*Task directions:* Please restate the following records word for word.

*Exercise input:*
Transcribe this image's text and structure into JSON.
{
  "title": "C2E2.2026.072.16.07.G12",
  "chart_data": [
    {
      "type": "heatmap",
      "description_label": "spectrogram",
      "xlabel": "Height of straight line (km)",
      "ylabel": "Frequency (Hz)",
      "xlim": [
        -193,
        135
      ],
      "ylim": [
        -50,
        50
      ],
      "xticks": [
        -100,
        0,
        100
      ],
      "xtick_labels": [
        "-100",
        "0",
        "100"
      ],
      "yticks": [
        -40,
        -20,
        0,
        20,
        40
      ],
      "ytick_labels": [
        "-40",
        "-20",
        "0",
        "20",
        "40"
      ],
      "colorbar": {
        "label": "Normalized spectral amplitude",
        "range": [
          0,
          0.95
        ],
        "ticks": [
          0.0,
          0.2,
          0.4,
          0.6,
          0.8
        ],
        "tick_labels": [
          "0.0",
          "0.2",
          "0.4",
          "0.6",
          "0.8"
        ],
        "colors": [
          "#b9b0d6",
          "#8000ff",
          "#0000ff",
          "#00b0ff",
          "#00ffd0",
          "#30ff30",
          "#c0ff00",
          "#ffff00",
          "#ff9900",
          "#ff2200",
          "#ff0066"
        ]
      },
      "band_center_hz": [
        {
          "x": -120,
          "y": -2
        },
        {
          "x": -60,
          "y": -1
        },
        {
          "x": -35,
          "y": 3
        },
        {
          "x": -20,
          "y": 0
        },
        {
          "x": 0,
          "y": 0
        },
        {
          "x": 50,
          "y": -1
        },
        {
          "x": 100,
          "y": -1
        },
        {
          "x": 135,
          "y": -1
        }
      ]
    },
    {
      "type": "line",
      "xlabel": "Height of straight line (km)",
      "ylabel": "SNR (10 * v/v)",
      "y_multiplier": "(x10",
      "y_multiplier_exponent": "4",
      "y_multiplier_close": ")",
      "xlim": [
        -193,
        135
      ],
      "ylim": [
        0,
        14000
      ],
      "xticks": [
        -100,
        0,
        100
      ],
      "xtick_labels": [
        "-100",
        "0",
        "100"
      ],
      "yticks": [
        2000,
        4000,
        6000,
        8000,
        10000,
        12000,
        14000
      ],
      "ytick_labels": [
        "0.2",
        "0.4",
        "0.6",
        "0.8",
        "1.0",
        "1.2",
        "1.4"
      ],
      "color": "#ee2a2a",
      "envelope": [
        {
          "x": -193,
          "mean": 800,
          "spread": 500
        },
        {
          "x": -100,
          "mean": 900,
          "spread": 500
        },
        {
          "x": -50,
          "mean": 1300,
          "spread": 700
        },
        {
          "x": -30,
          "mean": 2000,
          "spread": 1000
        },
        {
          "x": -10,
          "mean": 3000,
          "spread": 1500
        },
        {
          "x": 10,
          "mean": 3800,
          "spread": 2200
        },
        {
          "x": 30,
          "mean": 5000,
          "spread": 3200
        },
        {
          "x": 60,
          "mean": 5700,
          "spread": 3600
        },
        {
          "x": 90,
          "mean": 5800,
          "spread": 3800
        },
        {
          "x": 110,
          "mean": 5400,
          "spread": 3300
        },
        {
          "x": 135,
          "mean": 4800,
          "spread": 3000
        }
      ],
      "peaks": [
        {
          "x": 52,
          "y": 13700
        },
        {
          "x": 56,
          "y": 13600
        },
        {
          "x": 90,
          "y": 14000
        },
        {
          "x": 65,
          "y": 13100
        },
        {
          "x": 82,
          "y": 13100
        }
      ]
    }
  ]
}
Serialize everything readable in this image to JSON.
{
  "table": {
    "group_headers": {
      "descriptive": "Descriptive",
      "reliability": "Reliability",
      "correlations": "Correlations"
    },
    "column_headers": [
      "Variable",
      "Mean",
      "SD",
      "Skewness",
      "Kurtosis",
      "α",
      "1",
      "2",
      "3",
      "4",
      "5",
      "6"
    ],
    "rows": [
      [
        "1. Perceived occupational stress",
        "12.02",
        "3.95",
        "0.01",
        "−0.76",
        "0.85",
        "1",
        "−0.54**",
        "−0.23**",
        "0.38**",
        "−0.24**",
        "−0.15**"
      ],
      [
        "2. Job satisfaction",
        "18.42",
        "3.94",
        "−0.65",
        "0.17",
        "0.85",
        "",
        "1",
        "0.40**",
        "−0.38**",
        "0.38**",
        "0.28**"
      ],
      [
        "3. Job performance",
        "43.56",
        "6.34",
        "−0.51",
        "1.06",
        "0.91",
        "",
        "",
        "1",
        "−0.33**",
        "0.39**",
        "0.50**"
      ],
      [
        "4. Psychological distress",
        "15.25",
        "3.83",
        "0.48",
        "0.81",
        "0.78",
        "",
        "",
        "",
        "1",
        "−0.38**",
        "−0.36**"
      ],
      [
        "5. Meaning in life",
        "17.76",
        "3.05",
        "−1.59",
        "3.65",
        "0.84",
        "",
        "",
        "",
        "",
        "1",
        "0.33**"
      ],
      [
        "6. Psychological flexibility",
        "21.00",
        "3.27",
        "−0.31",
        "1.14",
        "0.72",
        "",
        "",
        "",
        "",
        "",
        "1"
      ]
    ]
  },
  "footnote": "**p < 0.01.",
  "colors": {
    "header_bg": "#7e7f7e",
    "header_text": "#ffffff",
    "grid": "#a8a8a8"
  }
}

*Full solution:*
Transcribe this image's text and structure into JSON.
{
  "title": "C2E2.2026.072.16.07.G12",
  "chart_data": [
    {
      "type": "heatmap",
      "description_label": "spectrogram",
      "xlabel": "Height of straight line (km)",
      "ylabel": "Frequency (Hz)",
      "xlim": [
        -193,
        135
      ],
      "ylim": [
        -50,
        50
      ],
      "xticks": [
        -100,
        0,
        100
      ],
      "xtick_labels": [
        "-100",
        "0",
        "100"
      ],
      "yticks": [
        -40,
        -20,
        0,
        20,
        40
      ],
      "ytick_labels": [
        "-40",
        "-20",
        "0",
        "20",
        "40"
      ],
      "colorbar": {
        "label": "Normalized spectral amplitude",
        "range": [
          0,
          0.95
        ],
        "ticks": [
          0.0,
          0.2,
          0.4,
          0.6,
          0.8
        ],
        "tick_labels": [
          "0.0",
          "0.2",
          "0.4",
          "0.6",
          "0.8"
        ],
        "colors": [
          "#b9b0d6",
          "#8000ff",
          "#0000ff",
          "#00b0ff",
          "#00ffd0",
          "#30ff30",
          "#c0ff00",
          "#ffff00",
          "#ff9900",
          "#ff2200",
          "#ff0066"
        ]
      },
      "band_center_hz": [
        {
          "x": -120,
          "y": -2
        },
        {
          "x": -60,
          "y": -1
        },
        {
          "x": -35,
          "y": 3
        },
        {
          "x": -20,
          "y": 0
        },
        {
          "x": 0,
          "y": 0
        },
        {
          "x": 50,
          "y": -1
        },
        {
          "x": 100,
          "y": -1
        },
        {
          "x": 135,
          "y": -1
        }
      ]
    },
    {
      "type": "line",
      "xlabel": "Height of straight line (km)",
      "ylabel": "SNR (10 * v/v)",
      "y_multiplier": "(x10",
      "y_multiplier_exponent": "4",
      "y_multiplier_close": ")",
      "xlim": [
        -193,
        135
      ],
      "ylim": [
        0,
        14000
      ],
      "xticks": [
        -100,
        0,
        100
      ],
      "xtick_labels": [
        "-100",
        "0",
        "100"
      ],
      "yticks": [
        2000,
        4000,
        6000,
        8000,
        10000,
        12000,
        14000
      ],
      "ytick_labels": [
        "0.2",
        "0.4",
        "0.6",
        "0.8",
        "1.0",
        "1.2",
        "1.4"
      ],
      "color": "#ee2a2a",
      "envelope": [
        {
          "x": -193,
          "mean": 800,
          "spread": 500
        },
        {
          "x": -100,
          "mean": 900,
          "spread": 500
        },
        {
          "x": -50,
          "mean": 1300,
          "spread": 700
        },
        {
          "x": -30,
          "mean": 2000,
          "spread": 1000
        },
        {
          "x": -10,
          "mean": 3000,
          "spread": 1500
        },
        {
          "x": 10,
          "mean": 3800,
          "spread": 2200
        },
        {
          "x": 30,
          "mean": 5000,
          "spread": 3200
        },
        {
          "x": 60,
          "mean": 5700,
          "spread": 3600
        },
        {
          "x": 90,
          "mean": 5800,
          "spread": 3800
        },
        {
          "x": 110,
          "mean": 5400,
          "spread": 3300
        },
        {
          "x": 135,
          "mean": 4800,
          "spread": 3000
        }
      ],
      "peaks": [
        {
          "x": 52,
          "y": 13700
        },
        {
          "x": 56,
          "y": 13600
        },
        {
          "x": 90,
          "y": 14000
        },
        {
          "x": 65,
          "y": 13100
        },
        {
          "x": 82,
          "y": 13100
        }
      ]
    }
  ]
}
Serialize everything readable in this image to JSON.
{
  "table": {
    "group_headers": {
      "descriptive": "Descriptive",
      "reliability": "Reliability",
      "correlations": "Correlations"
    },
    "column_headers": [
      "Variable",
      "Mean",
      "SD",
      "Skewness",
      "Kurtosis",
      "α",
      "1",
      "2",
      "3",
      "4",
      "5",
      "6"
    ],
    "rows": [
      [
        "1. Perceived occupational stress",
        "12.02",
        "3.95",
        "0.01",
        "−0.76",
        "0.85",
        "1",
        "−0.54**",
        "−0.23**",
        "0.38**",
        "−0.24**",
        "−0.15**"
      ],
      [
        "2. Job satisfaction",
        "18.42",
        "3.94",
        "−0.65",
        "0.17",
        "0.85",
        "",
        "1",
        "0.40**",
        "−0.38**",
        "0.38**",
        "0.28**"
      ],
      [
        "3. Job performance",
        "43.56",
        "6.34",
        "−0.51",
        "1.06",
        "0.91",
        "",
        "",
        "1",
        "−0.33**",
        "0.39**",
        "0.50**"
      ],
      [
        "4. Psychological distress",
        "15.25",
        "3.83",
        "0.48",
        "0.81",
        "0.78",
        "",
        "",
        "",
        "1",
        "−0.38**",
        "−0.36**"
      ],
      [
        "5. Meaning in life",
        "17.76",
        "3.05",
        "−1.59",
        "3.65",
        "0.84",
        "",
        "",
        "",
        "",
        "1",
        "0.33**"
      ],
      [
        "6. Psychological flexibility",
        "21.00",
        "3.27",
        "−0.31",
        "1.14",
        "0.72",
        "",
        "",
        "",
        "",
        "",
        "1"
      ]
    ]
  },
  "footnote": "**p < 0.01.",
  "colors": {
    "header_bg": "#7e7f7e",
    "header_text": "#ffffff",
    "grid": "#a8a8a8"
  }
}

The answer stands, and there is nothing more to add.